## Exercise material

▬▬▬▬▬▬▬▬▬▬

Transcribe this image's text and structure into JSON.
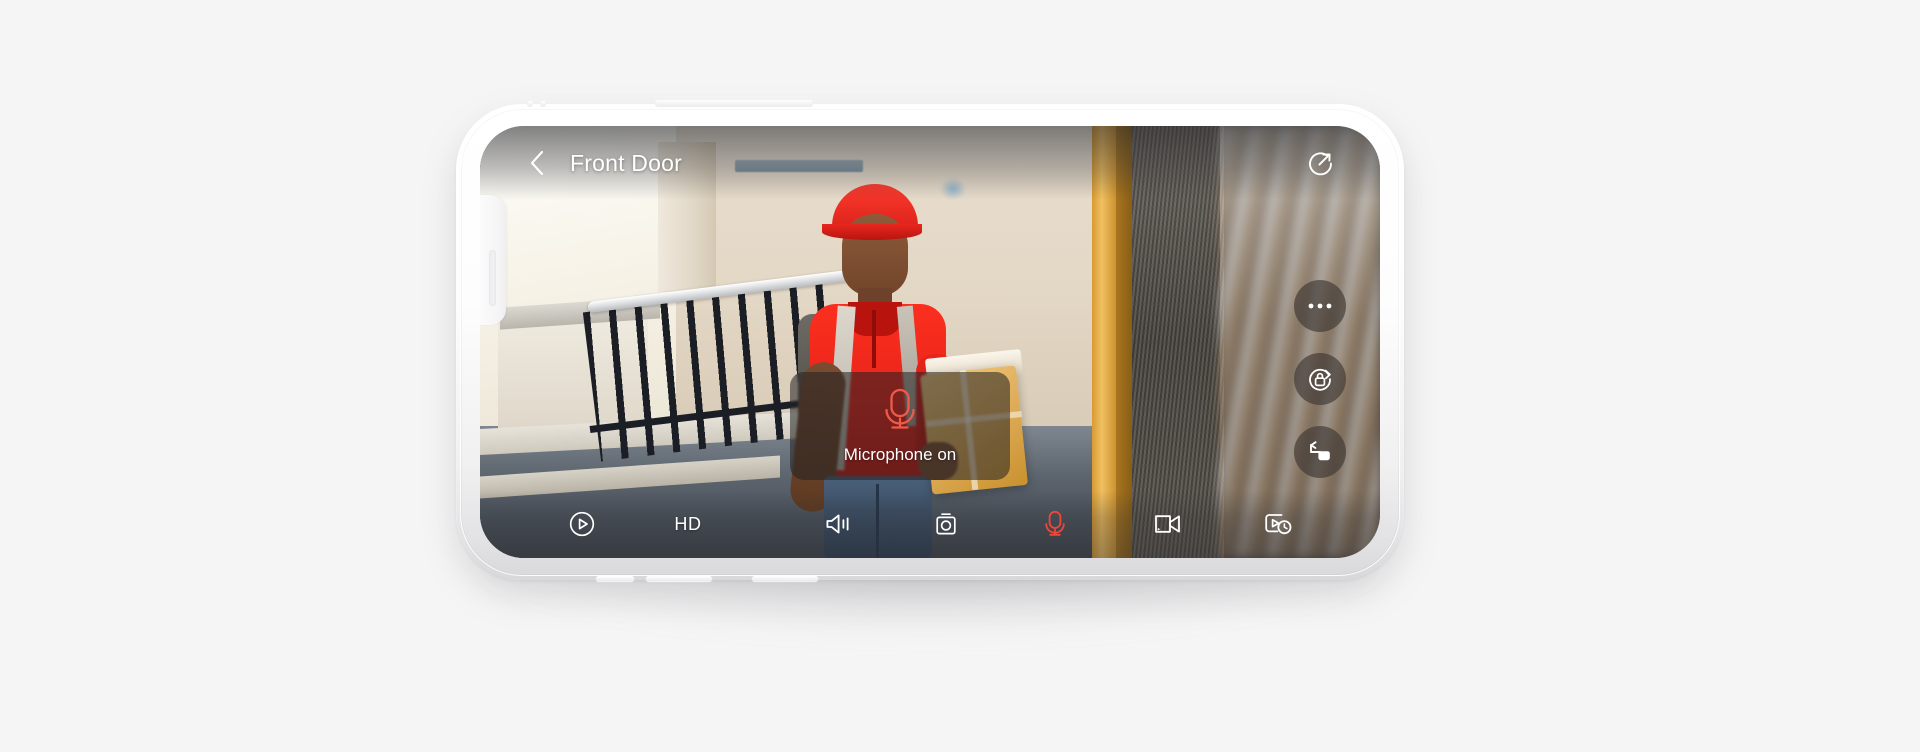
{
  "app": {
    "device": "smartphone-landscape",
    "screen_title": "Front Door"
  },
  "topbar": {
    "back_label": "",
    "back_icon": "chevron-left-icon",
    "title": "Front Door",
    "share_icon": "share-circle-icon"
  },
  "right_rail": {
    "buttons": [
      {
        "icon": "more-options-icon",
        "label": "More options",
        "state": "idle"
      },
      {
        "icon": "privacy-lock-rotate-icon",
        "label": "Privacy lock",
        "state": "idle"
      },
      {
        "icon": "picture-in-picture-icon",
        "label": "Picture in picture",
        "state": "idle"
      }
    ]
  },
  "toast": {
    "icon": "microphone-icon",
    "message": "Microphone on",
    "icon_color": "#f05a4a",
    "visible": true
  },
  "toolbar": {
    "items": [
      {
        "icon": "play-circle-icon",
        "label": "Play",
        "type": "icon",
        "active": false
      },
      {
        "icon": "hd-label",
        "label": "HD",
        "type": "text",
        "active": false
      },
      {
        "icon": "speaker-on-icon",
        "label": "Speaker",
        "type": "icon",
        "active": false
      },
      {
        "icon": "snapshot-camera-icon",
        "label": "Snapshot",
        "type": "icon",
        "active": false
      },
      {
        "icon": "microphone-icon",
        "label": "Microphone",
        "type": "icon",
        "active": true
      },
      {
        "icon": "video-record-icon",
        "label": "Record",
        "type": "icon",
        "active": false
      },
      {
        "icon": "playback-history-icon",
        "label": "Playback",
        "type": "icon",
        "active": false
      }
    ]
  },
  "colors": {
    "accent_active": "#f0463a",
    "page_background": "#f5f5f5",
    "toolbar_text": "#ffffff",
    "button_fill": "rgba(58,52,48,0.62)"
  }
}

▬▬▬▬▬▬▬▬▬▬

## Problem to solve
Write out every entry again word for word, without any of the pictures.

## Result
Transcribe this image's text and structure into JSON.
{
  "app": {
    "device": "smartphone-landscape",
    "screen_title": "Front Door"
  },
  "topbar": {
    "back_label": "",
    "back_icon": "chevron-left-icon",
    "title": "Front Door",
    "share_icon": "share-circle-icon"
  },
  "right_rail": {
    "buttons": [
      {
        "icon": "more-options-icon",
        "label": "More options",
        "state": "idle"
      },
      {
        "icon": "privacy-lock-rotate-icon",
        "label": "Privacy lock",
        "state": "idle"
      },
      {
        "icon": "picture-in-picture-icon",
        "label": "Picture in picture",
        "state": "idle"
      }
    ]
  },
  "toast": {
    "icon": "microphone-icon",
    "message": "Microphone on",
    "icon_color": "#f05a4a",
    "visible": true
  },
  "toolbar": {
    "items": [
      {
        "icon": "play-circle-icon",
        "label": "Play",
        "type": "icon",
        "active": false
      },
      {
        "icon": "hd-label",
        "label": "HD",
        "type": "text",
        "active": false
      },
      {
        "icon": "speaker-on-icon",
        "label": "Speaker",
        "type": "icon",
        "active": false
      },
      {
        "icon": "snapshot-camera-icon",
        "label": "Snapshot",
        "type": "icon",
        "active": false
      },
      {
        "icon": "microphone-icon",
        "label": "Microphone",
        "type": "icon",
        "active": true
      },
      {
        "icon": "video-record-icon",
        "label": "Record",
        "type": "icon",
        "active": false
      },
      {
        "icon": "playback-history-icon",
        "label": "Playback",
        "type": "icon",
        "active": false
      }
    ]
  },
  "colors": {
    "accent_active": "#f0463a",
    "page_background": "#f5f5f5",
    "toolbar_text": "#ffffff",
    "button_fill": "rgba(58,52,48,0.62)"
  }
}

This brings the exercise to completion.